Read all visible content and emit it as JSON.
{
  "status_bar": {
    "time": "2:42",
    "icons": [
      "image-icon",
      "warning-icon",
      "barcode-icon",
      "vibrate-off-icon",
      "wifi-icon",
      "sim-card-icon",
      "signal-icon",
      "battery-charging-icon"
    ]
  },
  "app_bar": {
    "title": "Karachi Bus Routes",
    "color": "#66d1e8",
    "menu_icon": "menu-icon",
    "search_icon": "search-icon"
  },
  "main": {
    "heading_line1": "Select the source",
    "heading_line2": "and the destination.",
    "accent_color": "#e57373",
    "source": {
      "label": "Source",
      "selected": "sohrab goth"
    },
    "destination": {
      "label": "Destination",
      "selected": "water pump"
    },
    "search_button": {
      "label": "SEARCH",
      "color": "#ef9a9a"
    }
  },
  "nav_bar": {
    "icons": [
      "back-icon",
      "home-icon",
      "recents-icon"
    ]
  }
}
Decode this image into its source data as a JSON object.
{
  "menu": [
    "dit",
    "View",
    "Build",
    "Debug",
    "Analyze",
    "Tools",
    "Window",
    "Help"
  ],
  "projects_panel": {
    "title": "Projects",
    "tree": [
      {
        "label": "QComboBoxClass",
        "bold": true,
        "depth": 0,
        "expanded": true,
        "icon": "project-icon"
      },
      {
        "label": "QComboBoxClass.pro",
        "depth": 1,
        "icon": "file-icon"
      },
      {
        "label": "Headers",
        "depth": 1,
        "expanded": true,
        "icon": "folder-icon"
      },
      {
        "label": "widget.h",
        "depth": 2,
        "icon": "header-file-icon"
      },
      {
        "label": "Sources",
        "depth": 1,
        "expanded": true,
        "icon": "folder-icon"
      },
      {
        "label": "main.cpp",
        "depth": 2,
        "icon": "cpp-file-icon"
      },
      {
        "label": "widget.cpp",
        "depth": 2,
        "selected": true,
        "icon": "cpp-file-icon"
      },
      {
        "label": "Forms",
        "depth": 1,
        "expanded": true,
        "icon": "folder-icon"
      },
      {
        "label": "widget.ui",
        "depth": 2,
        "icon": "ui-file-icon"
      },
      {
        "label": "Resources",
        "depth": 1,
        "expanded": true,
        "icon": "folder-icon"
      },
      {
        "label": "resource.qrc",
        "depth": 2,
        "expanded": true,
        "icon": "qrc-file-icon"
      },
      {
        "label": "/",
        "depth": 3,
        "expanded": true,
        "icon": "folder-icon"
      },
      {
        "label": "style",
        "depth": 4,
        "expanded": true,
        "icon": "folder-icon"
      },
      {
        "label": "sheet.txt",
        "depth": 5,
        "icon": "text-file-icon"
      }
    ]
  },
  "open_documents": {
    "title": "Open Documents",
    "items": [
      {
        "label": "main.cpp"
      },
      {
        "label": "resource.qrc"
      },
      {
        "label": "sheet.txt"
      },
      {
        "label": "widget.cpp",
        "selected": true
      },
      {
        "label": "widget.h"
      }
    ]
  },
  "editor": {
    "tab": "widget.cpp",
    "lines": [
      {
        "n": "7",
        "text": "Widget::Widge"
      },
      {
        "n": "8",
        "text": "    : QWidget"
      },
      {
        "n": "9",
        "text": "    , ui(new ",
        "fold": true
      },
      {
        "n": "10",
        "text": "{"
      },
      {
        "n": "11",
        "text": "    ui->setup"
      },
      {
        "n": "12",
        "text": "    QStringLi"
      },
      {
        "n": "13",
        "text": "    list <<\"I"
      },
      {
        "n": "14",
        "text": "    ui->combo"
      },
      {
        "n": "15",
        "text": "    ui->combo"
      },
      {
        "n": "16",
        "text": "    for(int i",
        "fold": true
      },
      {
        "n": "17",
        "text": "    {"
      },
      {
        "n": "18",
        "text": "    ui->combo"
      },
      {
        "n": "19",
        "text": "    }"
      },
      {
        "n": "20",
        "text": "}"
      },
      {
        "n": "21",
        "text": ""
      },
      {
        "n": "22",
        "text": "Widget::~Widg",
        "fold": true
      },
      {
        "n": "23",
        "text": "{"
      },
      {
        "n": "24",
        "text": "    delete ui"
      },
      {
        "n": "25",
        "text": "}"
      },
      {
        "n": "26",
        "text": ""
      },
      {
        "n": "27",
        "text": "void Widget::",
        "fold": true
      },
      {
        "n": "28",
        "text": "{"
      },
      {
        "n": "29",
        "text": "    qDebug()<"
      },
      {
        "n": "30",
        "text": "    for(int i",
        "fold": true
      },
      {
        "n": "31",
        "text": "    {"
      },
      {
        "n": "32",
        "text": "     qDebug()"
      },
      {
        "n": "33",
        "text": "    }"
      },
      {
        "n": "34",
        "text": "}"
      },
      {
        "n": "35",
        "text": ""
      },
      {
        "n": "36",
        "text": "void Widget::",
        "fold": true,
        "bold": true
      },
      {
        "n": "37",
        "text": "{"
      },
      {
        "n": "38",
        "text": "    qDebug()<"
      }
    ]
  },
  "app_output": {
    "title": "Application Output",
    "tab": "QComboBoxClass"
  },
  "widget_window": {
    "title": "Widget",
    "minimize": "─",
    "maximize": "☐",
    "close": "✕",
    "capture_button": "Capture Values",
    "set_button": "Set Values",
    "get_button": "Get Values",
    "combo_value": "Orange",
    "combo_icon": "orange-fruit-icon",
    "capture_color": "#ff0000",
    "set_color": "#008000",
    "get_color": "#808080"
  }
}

################

JOB: Output the records exactly, including every line.

COMPLETE OUTPUT:
Read all visible content and emit it as JSON.
{
  "status_bar": {
    "time": "2:42",
    "icons": [
      "image-icon",
      "warning-icon",
      "barcode-icon",
      "vibrate-off-icon",
      "wifi-icon",
      "sim-card-icon",
      "signal-icon",
      "battery-charging-icon"
    ]
  },
  "app_bar": {
    "title": "Karachi Bus Routes",
    "color": "#66d1e8",
    "menu_icon": "menu-icon",
    "search_icon": "search-icon"
  },
  "main": {
    "heading_line1": "Select the source",
    "heading_line2": "and the destination.",
    "accent_color": "#e57373",
    "source": {
      "label": "Source",
      "selected": "sohrab goth"
    },
    "destination": {
      "label": "Destination",
      "selected": "water pump"
    },
    "search_button": {
      "label": "SEARCH",
      "color": "#ef9a9a"
    }
  },
  "nav_bar": {
    "icons": [
      "back-icon",
      "home-icon",
      "recents-icon"
    ]
  }
}
Decode this image into its source data as a JSON object.
{
  "menu": [
    "dit",
    "View",
    "Build",
    "Debug",
    "Analyze",
    "Tools",
    "Window",
    "Help"
  ],
  "projects_panel": {
    "title": "Projects",
    "tree": [
      {
        "label": "QComboBoxClass",
        "bold": true,
        "depth": 0,
        "expanded": true,
        "icon": "project-icon"
      },
      {
        "label": "QComboBoxClass.pro",
        "depth": 1,
        "icon": "file-icon"
      },
      {
        "label": "Headers",
        "depth": 1,
        "expanded": true,
        "icon": "folder-icon"
      },
      {
        "label": "widget.h",
        "depth": 2,
        "icon": "header-file-icon"
      },
      {
        "label": "Sources",
        "depth": 1,
        "expanded": true,
        "icon": "folder-icon"
      },
      {
        "label": "main.cpp",
        "depth": 2,
        "icon": "cpp-file-icon"
      },
      {
        "label": "widget.cpp",
        "depth": 2,
        "selected": true,
        "icon": "cpp-file-icon"
      },
      {
        "label": "Forms",
        "depth": 1,
        "expanded": true,
        "icon": "folder-icon"
      },
      {
        "label": "widget.ui",
        "depth": 2,
        "icon": "ui-file-icon"
      },
      {
        "label": "Resources",
        "depth": 1,
        "expanded": true,
        "icon": "folder-icon"
      },
      {
        "label": "resource.qrc",
        "depth": 2,
        "expanded": true,
        "icon": "qrc-file-icon"
      },
      {
        "label": "/",
        "depth": 3,
        "expanded": true,
        "icon": "folder-icon"
      },
      {
        "label": "style",
        "depth": 4,
        "expanded": true,
        "icon": "folder-icon"
      },
      {
        "label": "sheet.txt",
        "depth": 5,
        "icon": "text-file-icon"
      }
    ]
  },
  "open_documents": {
    "title": "Open Documents",
    "items": [
      {
        "label": "main.cpp"
      },
      {
        "label": "resource.qrc"
      },
      {
        "label": "sheet.txt"
      },
      {
        "label": "widget.cpp",
        "selected": true
      },
      {
        "label": "widget.h"
      }
    ]
  },
  "editor": {
    "tab": "widget.cpp",
    "lines": [
      {
        "n": "7",
        "text": "Widget::Widge"
      },
      {
        "n": "8",
        "text": "    : QWidget"
      },
      {
        "n": "9",
        "text": "    , ui(new ",
        "fold": true
      },
      {
        "n": "10",
        "text": "{"
      },
      {
        "n": "11",
        "text": "    ui->setup"
      },
      {
        "n": "12",
        "text": "    QStringLi"
      },
      {
        "n": "13",
        "text": "    list <<\"I"
      },
      {
        "n": "14",
        "text": "    ui->combo"
      },
      {
        "n": "15",
        "text": "    ui->combo"
      },
      {
        "n": "16",
        "text": "    for(int i",
        "fold": true
      },
      {
        "n": "17",
        "text": "    {"
      },
      {
        "n": "18",
        "text": "    ui->combo"
      },
      {
        "n": "19",
        "text": "    }"
      },
      {
        "n": "20",
        "text": "}"
      },
      {
        "n": "21",
        "text": ""
      },
      {
        "n": "22",
        "text": "Widget::~Widg",
        "fold": true
      },
      {
        "n": "23",
        "text": "{"
      },
      {
        "n": "24",
        "text": "    delete ui"
      },
      {
        "n": "25",
        "text": "}"
      },
      {
        "n": "26",
        "text": ""
      },
      {
        "n": "27",
        "text": "void Widget::",
        "fold": true
      },
      {
        "n": "28",
        "text": "{"
      },
      {
        "n": "29",
        "text": "    qDebug()<"
      },
      {
        "n": "30",
        "text": "    for(int i",
        "fold": true
      },
      {
        "n": "31",
        "text": "    {"
      },
      {
        "n": "32",
        "text": "     qDebug()"
      },
      {
        "n": "33",
        "text": "    }"
      },
      {
        "n": "34",
        "text": "}"
      },
      {
        "n": "35",
        "text": ""
      },
      {
        "n": "36",
        "text": "void Widget::",
        "fold": true,
        "bold": true
      },
      {
        "n": "37",
        "text": "{"
      },
      {
        "n": "38",
        "text": "    qDebug()<"
      }
    ]
  },
  "app_output": {
    "title": "Application Output",
    "tab": "QComboBoxClass"
  },
  "widget_window": {
    "title": "Widget",
    "minimize": "─",
    "maximize": "☐",
    "close": "✕",
    "capture_button": "Capture Values",
    "set_button": "Set Values",
    "get_button": "Get Values",
    "combo_value": "Orange",
    "combo_icon": "orange-fruit-icon",
    "capture_color": "#ff0000",
    "set_color": "#008000",
    "get_color": "#808080"
  }
}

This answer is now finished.